EXERCISE ::
Whenever a line in the material below includes "multi", copy that line.

DATA FOR REVIEW ::
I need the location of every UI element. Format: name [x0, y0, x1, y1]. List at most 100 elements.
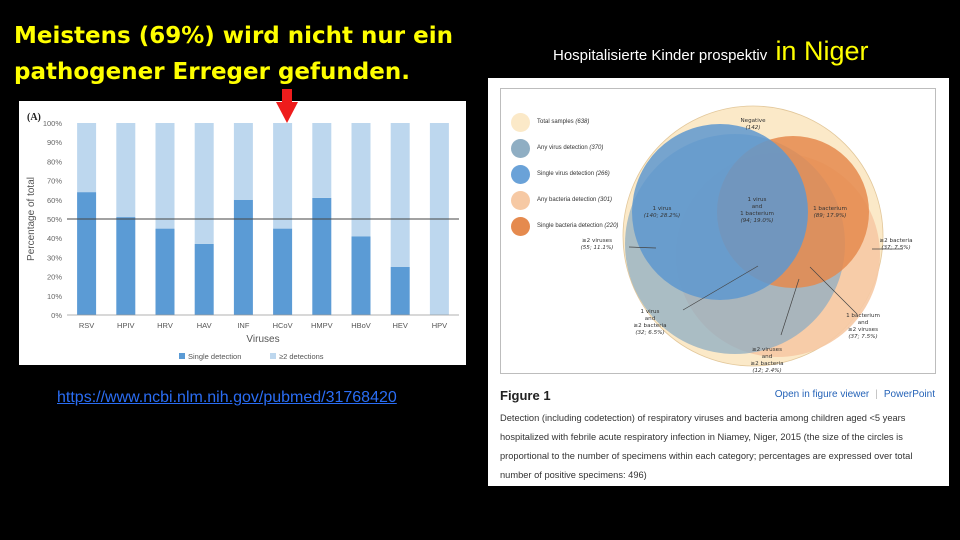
legend-text: Single virus detection [537, 171, 595, 177]
venn-label-line: ≥2 bacteria [634, 323, 667, 329]
x-axis-label: Viruses [246, 334, 279, 345]
venn-label-line: ≥2 viruses [752, 347, 782, 353]
bar-multi-detection [194, 123, 214, 244]
venn-label-line: Negative [740, 118, 766, 124]
legend-text: Single bacteria detection [537, 223, 603, 229]
venn-label-1-virus: 1 virus(140; 28.2%) [644, 206, 680, 219]
legend-swatch-single-bacteria [511, 216, 530, 236]
y-axis-label: Percentage of total [26, 177, 37, 261]
single-virus-circle [632, 124, 808, 300]
venn-label-line: 1 bacterium [740, 211, 774, 217]
x-tick-label: RSV [79, 321, 94, 330]
legend-swatch-any-virus [511, 138, 530, 158]
bars [77, 123, 449, 315]
legend-label-single: Single detection [188, 352, 241, 361]
y-tick-label: 60% [47, 196, 62, 205]
powerpoint-link[interactable]: PowerPoint [883, 389, 935, 400]
venn-label-line: (55; 11.1%) [581, 245, 614, 251]
legend-count: (220) [604, 223, 619, 229]
venn-label-line: 1 bacterium [813, 206, 847, 212]
venn-label-line: 1 bacterium [846, 313, 880, 319]
x-tick-label: HEV [392, 321, 407, 330]
venn-label-line: (32; 6.5%) [635, 330, 664, 336]
headline-line-2: pathogener Erreger gefunden. [14, 59, 410, 85]
x-tick-label: HAV [197, 321, 212, 330]
x-tick-label: HPV [432, 321, 447, 330]
right-title: Hospitalisierte Kinder prospektiv in Nig… [553, 36, 868, 67]
link-separator: | [875, 389, 878, 400]
bar-chart-panel: (A) 0% 10% 20% 30% 40% 50% 60% 70% 80% 90% 100% RS… [19, 101, 466, 365]
legend-swatch-multi [270, 353, 276, 359]
y-tick-label: 30% [47, 253, 62, 262]
y-tick-label: 0% [51, 311, 62, 320]
bar-single-detection [390, 267, 410, 315]
figure-label: Figure 1 [500, 388, 551, 403]
pubmed-link[interactable]: https://www.ncbi.nlm.nih.gov/pubmed/3176… [57, 389, 397, 406]
bar-single-detection [155, 228, 175, 315]
venn-label-line: (89; 17.9%) [814, 213, 847, 219]
stacked-bar-chart: (A) 0% 10% 20% 30% 40% 50% 60% 70% 80% 90% 100% RS… [26, 112, 459, 361]
legend-swatch-total [511, 112, 530, 132]
x-tick-label: HMPV [311, 321, 333, 330]
bar-multi-detection [233, 123, 253, 200]
venn-label-line: (94; 19.0%) [741, 218, 774, 224]
venn-label-line: ≥2 bacteria [880, 238, 913, 244]
bar-single-detection [77, 192, 97, 315]
venn-label-line: 1 virus [641, 309, 660, 315]
bar-multi-detection [155, 123, 175, 229]
x-tick-label: HBoV [351, 321, 371, 330]
leader-lines [628, 246, 903, 336]
bar-single-detection [194, 243, 214, 315]
y-tick-label: 100% [43, 119, 63, 128]
legend-text: Any bacteria detection [537, 197, 597, 203]
venn-label-line: (37; 7.5%) [848, 334, 877, 340]
y-tick-label: 10% [47, 292, 62, 301]
chart-legend: Single detection ≥2 detections [179, 352, 324, 361]
figure-legend-item: Single virus detection (266) [511, 164, 610, 184]
x-tick-label: HRV [157, 321, 173, 330]
right-title-big: in Niger [775, 36, 869, 66]
figure-legend-item: Any virus detection (370) [511, 138, 603, 158]
y-tick-label: 40% [47, 234, 62, 243]
headline-line-1: Meistens (69%) wird nicht nur ein [14, 23, 453, 49]
open-figure-viewer-link[interactable]: Open in figure viewer [774, 389, 870, 400]
venn-label-line: (37; 7.5%) [881, 245, 910, 251]
venn-label-negative: Negative(142) [740, 118, 766, 131]
bar-single-detection [351, 236, 371, 315]
venn-label-line: (12; 2.4%) [752, 368, 781, 374]
chart-panel-label: (A) [27, 112, 41, 123]
legend-text: Any virus detection [537, 145, 588, 151]
y-tick-label: 80% [47, 157, 62, 166]
bar-single-detection [116, 217, 136, 315]
legend-swatch-any-bacteria [511, 190, 530, 210]
y-tick-label: 70% [47, 177, 62, 186]
venn-label-line: (142) [745, 125, 760, 131]
bar-single-detection [233, 199, 253, 315]
venn-label-line: and [858, 320, 869, 326]
venn-label-multi-viruses: ≥2 viruses(55; 11.1%) [581, 238, 614, 251]
venn-label-line: and [645, 316, 656, 322]
legend-count: (370) [589, 145, 604, 151]
venn-label-line: ≥2 viruses [848, 327, 878, 333]
venn-label-line: ≥2 viruses [582, 238, 612, 244]
x-tick-label: HCoV [273, 321, 293, 330]
venn-figure-box: Negative (142) 1 virus (140; 28.2%) 1 viru… [500, 88, 936, 374]
bar-single-detection [273, 228, 293, 315]
figure-caption: Detection (including codetection) of res… [500, 413, 913, 480]
y-tick-label: 20% [47, 273, 62, 282]
venn-diagram: Negative(142) 1 virus(140; 28.2%) 1 viru… [581, 105, 913, 374]
bar-single-detection [312, 197, 332, 315]
slide-headline: Meistens (69%) wird nicht nur ein pathog… [14, 18, 453, 90]
legend-count: (638) [575, 119, 590, 125]
legend-count: (301) [598, 197, 613, 203]
legend-count: (266) [595, 171, 610, 177]
x-tick-label: INF [237, 321, 250, 330]
bar-multi-detection [312, 123, 332, 198]
bar-multi-detection [390, 123, 410, 267]
figure-legend-item: Total samples (638) [511, 112, 589, 132]
bar-multi-detection [351, 123, 371, 237]
y-axis-ticks: 0% 10% 20% 30% 40% 50% 60% 70% 80% 90% 100% [43, 119, 63, 320]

ANSWER SECTION ::
bar-multi-detection [194, 123, 214, 244]
legend-swatch-multi [270, 353, 276, 359]
bar-multi-detection [233, 123, 253, 200]
bar-multi-detection [155, 123, 175, 229]
venn-label-multi-viruses: ≥2 viruses(55; 11.1%) [581, 238, 614, 251]
bar-multi-detection [312, 123, 332, 198]
bar-multi-detection [390, 123, 410, 267]
bar-multi-detection [351, 123, 371, 237]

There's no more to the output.